→ **TASK GOAL**:
Answer with one number: how many lines have "Configuration".

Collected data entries
· · · · ·

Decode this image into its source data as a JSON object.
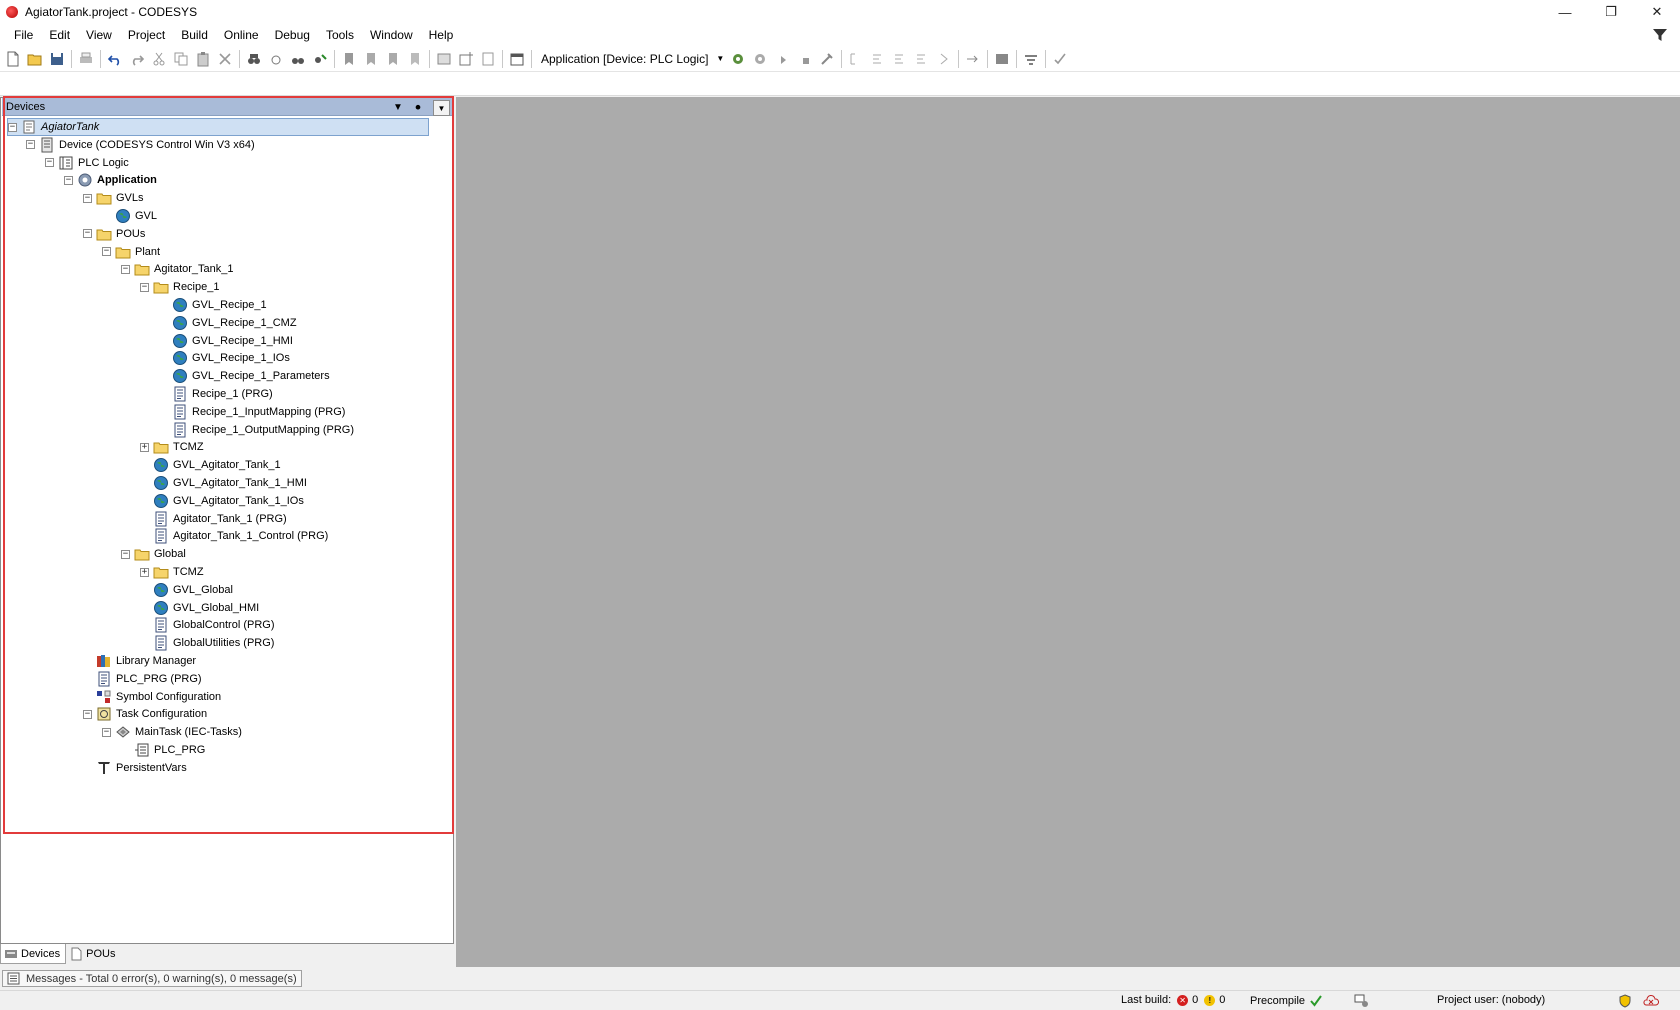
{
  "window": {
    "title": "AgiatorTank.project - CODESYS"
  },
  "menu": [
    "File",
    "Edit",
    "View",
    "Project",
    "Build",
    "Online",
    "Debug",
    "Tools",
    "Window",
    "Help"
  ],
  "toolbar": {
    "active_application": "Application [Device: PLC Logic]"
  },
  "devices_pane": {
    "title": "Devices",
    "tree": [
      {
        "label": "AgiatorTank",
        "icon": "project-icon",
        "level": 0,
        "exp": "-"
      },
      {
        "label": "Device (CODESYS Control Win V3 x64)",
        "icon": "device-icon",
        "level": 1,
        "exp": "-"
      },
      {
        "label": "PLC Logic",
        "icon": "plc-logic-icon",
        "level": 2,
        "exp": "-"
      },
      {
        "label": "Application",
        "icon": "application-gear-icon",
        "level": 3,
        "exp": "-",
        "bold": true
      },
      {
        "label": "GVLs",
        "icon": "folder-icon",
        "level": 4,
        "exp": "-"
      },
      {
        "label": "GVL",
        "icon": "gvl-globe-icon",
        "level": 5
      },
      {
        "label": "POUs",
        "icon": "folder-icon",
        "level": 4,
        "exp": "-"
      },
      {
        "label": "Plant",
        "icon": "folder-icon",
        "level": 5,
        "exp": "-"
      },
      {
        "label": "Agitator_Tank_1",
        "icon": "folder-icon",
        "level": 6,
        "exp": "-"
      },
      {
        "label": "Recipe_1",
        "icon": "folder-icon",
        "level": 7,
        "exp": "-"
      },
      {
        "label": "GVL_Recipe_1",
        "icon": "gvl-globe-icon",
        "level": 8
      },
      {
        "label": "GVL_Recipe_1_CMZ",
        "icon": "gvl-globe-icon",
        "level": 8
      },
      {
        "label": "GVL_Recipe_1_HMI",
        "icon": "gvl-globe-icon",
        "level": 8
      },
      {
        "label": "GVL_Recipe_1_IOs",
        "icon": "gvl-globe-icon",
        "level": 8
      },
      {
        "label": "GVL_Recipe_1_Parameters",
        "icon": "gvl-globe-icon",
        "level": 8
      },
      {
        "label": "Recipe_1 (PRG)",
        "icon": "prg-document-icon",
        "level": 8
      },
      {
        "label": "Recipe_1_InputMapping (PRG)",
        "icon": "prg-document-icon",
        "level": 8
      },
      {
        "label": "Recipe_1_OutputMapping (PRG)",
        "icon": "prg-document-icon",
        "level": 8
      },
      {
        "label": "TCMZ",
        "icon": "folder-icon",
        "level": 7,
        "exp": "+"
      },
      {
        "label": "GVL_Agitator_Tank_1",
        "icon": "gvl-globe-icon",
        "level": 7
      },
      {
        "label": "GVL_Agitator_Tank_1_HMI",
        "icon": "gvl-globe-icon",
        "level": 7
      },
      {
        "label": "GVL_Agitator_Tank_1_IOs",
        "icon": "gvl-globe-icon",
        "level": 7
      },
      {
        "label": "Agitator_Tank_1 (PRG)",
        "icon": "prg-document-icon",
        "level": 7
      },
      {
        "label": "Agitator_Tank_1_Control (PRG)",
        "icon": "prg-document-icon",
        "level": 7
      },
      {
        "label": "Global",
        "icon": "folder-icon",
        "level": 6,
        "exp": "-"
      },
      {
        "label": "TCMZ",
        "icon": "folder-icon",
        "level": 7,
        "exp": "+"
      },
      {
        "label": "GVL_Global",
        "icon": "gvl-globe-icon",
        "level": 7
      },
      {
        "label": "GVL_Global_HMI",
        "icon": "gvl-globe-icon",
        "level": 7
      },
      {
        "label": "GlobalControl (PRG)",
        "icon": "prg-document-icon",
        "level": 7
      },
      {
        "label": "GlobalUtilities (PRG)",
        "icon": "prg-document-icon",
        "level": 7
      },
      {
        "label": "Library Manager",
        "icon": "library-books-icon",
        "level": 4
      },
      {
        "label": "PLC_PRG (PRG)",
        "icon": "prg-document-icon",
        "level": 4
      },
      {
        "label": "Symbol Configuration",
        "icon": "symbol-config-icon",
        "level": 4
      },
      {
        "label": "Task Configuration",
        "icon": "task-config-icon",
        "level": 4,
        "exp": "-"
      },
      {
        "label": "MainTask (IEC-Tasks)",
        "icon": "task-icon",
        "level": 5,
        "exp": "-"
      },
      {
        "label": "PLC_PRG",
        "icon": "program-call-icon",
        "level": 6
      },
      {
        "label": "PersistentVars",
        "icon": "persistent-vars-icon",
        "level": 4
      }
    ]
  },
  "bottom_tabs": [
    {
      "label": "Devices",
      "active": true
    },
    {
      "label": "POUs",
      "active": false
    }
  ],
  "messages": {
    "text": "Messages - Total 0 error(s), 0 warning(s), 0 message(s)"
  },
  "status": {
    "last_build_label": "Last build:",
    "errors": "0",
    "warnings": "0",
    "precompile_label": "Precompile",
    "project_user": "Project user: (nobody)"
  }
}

· · · · ·

→ **SOLUTION TO THE PROBLEM**:
2